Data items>
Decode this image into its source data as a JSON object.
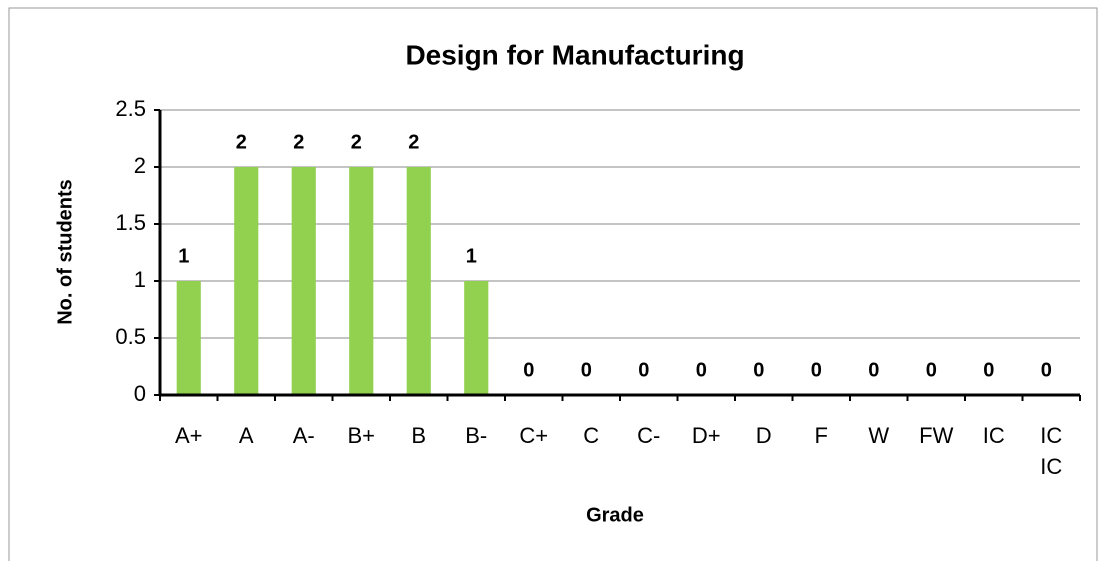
{
  "chart_data": {
    "type": "bar",
    "title": "Design for Manufacturing",
    "x_label": "Grade",
    "y_label": "No. of students",
    "categories": [
      "A+",
      "A",
      "A-",
      "B+",
      "B",
      "B-",
      "C+",
      "C",
      "C-",
      "D+",
      "D",
      "F",
      "W",
      "FW",
      "IC",
      "IC IC"
    ],
    "values": [
      1,
      2,
      2,
      2,
      2,
      1,
      0,
      0,
      0,
      0,
      0,
      0,
      0,
      0,
      0,
      0
    ],
    "color": "#92d050",
    "ylim": [
      0,
      2.5
    ],
    "yticks": [
      0,
      0.5,
      1,
      1.5,
      2,
      2.5
    ],
    "grid": true,
    "data_labels": true
  }
}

What you need to do> Leaving the pictures aside, transcribe the entire listing exactly.

Solution>
Decode this image into its source data as a JSON object.
{
  "chart_data": {
    "type": "bar",
    "title": "Design for Manufacturing",
    "x_label": "Grade",
    "y_label": "No. of students",
    "categories": [
      "A+",
      "A",
      "A-",
      "B+",
      "B",
      "B-",
      "C+",
      "C",
      "C-",
      "D+",
      "D",
      "F",
      "W",
      "FW",
      "IC",
      "IC IC"
    ],
    "values": [
      1,
      2,
      2,
      2,
      2,
      1,
      0,
      0,
      0,
      0,
      0,
      0,
      0,
      0,
      0,
      0
    ],
    "color": "#92d050",
    "ylim": [
      0,
      2.5
    ],
    "yticks": [
      0,
      0.5,
      1,
      1.5,
      2,
      2.5
    ],
    "grid": true,
    "data_labels": true
  }
}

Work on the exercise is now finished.